Count every line in the entries that contains "客运索道". Report that count alone.

━━━━━━━━━━━━━━━━━━━━

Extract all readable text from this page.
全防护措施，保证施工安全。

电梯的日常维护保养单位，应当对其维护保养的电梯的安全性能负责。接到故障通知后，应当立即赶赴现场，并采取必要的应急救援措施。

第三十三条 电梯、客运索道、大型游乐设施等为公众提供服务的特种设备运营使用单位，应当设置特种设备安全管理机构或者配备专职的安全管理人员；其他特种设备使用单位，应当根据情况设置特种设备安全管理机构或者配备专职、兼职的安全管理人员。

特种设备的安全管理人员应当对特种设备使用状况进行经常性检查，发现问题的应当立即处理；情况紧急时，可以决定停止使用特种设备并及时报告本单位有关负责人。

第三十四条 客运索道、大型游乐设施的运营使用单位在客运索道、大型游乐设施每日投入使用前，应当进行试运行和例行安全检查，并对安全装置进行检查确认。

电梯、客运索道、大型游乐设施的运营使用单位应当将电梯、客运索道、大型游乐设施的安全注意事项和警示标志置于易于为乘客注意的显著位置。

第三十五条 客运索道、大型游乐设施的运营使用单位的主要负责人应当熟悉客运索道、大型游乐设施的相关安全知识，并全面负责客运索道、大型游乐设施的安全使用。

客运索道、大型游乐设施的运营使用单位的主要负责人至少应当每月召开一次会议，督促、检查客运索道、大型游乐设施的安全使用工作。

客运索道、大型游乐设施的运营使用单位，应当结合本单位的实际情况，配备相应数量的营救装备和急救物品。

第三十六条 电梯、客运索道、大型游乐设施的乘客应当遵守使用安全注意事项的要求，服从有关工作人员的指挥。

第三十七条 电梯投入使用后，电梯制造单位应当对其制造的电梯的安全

━━━━━━━━━━━━━━━━━━━━

• **Exercise answer**:
7